→ **Stated task**:
Using the entries that follow, collect the lines where the word "Puerto" appears.

→ **Supplied records**:
......
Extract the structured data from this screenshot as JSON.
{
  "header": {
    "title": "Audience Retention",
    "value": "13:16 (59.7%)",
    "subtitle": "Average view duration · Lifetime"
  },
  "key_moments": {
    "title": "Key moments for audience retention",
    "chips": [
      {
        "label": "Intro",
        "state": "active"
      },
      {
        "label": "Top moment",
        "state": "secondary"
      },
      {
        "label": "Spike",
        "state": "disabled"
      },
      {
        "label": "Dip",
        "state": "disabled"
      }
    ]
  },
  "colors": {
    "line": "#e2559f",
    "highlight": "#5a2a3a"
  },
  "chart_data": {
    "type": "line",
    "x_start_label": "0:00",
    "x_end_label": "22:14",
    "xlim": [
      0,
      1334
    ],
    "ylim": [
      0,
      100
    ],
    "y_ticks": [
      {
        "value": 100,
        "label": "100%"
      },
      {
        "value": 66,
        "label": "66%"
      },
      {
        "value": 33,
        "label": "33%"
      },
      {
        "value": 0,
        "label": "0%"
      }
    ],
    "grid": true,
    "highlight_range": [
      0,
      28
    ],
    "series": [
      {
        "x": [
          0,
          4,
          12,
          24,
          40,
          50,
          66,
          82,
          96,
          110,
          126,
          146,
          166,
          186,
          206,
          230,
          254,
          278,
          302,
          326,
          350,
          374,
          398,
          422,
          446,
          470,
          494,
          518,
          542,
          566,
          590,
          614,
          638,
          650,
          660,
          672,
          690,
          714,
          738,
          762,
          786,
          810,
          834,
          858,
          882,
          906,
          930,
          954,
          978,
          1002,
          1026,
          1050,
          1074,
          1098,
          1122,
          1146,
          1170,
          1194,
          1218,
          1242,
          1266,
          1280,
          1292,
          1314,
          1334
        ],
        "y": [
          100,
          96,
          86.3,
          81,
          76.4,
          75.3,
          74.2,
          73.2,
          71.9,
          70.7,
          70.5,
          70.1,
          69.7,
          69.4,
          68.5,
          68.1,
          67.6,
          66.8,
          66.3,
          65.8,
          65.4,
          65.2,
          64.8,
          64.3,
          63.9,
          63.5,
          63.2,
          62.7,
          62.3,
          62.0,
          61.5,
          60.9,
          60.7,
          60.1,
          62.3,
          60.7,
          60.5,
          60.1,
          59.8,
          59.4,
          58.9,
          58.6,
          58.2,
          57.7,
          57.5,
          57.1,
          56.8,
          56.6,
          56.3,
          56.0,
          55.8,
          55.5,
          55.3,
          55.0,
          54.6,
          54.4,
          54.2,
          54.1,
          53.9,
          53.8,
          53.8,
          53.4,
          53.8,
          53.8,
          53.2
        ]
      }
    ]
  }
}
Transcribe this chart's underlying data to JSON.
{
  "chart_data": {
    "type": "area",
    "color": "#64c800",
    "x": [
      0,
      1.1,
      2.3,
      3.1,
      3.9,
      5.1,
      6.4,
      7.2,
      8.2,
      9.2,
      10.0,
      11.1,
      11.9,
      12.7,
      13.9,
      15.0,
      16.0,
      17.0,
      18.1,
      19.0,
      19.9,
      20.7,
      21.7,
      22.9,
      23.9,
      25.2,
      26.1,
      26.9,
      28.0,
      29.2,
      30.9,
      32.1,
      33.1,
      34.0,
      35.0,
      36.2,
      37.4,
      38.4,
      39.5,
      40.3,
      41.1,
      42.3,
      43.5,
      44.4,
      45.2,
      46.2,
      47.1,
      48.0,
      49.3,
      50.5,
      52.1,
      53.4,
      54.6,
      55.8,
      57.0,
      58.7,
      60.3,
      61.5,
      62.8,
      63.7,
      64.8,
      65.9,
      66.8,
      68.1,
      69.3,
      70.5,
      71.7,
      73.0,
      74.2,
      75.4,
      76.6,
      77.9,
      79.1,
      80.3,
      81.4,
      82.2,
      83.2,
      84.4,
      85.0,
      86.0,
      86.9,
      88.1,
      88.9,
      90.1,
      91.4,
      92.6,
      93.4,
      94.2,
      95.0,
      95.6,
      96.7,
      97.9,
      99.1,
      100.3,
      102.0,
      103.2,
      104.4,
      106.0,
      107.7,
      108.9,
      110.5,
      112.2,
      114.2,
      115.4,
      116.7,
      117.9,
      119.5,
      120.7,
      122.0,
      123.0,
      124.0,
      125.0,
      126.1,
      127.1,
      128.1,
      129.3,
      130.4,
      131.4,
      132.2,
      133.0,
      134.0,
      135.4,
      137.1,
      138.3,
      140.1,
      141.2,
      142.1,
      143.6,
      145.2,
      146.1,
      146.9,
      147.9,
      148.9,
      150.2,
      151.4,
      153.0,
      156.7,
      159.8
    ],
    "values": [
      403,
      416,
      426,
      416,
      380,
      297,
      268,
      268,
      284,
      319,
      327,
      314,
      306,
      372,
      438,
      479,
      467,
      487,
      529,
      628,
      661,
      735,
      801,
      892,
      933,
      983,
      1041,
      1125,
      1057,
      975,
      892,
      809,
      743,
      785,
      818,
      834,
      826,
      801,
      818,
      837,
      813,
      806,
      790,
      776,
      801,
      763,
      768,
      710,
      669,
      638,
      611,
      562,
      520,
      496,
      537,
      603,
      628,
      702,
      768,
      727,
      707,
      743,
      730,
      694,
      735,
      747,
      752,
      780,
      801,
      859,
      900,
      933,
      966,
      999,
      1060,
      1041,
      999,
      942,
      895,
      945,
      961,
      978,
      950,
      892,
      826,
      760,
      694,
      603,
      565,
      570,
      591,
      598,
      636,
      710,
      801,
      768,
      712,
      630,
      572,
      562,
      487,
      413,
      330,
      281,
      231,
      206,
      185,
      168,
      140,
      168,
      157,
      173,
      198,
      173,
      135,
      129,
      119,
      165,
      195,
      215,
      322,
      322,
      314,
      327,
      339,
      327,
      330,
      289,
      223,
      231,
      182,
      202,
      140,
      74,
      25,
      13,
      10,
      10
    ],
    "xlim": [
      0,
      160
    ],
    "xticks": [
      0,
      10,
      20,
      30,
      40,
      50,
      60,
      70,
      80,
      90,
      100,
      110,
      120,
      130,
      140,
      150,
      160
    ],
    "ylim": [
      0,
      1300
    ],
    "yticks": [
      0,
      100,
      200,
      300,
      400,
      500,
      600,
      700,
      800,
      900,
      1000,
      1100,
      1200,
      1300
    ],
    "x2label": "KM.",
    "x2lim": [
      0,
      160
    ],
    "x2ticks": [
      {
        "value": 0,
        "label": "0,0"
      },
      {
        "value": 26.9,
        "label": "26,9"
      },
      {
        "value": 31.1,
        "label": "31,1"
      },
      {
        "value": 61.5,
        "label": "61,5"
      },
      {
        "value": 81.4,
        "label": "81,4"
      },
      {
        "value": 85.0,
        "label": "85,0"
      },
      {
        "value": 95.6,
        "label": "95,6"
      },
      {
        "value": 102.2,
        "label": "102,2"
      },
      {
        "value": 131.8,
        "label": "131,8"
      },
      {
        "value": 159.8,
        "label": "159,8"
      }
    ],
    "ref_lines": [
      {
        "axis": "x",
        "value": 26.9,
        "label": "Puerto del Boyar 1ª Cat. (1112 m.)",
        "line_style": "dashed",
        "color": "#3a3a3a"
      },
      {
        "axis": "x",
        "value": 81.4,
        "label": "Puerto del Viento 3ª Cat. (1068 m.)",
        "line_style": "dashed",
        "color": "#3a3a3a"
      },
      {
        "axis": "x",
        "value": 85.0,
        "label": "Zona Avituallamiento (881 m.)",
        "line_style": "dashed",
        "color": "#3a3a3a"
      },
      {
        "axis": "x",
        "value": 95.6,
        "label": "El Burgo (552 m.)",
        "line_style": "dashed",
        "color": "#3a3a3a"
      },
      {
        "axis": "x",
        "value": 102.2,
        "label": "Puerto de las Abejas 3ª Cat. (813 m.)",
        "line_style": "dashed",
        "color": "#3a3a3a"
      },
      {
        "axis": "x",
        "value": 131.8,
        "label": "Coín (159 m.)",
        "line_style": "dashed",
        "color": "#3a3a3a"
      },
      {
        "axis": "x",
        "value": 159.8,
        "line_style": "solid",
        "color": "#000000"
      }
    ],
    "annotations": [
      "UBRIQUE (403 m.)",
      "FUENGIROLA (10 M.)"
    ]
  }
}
......
→ **Result for this task**:
        "label": "Puerto del Boyar 1ª Cat. (1112 m.)",
        "label": "Puerto del Viento 3ª Cat. (1068 m.)",
        "label": "Puerto de las Abejas 3ª Cat. (813 m.)",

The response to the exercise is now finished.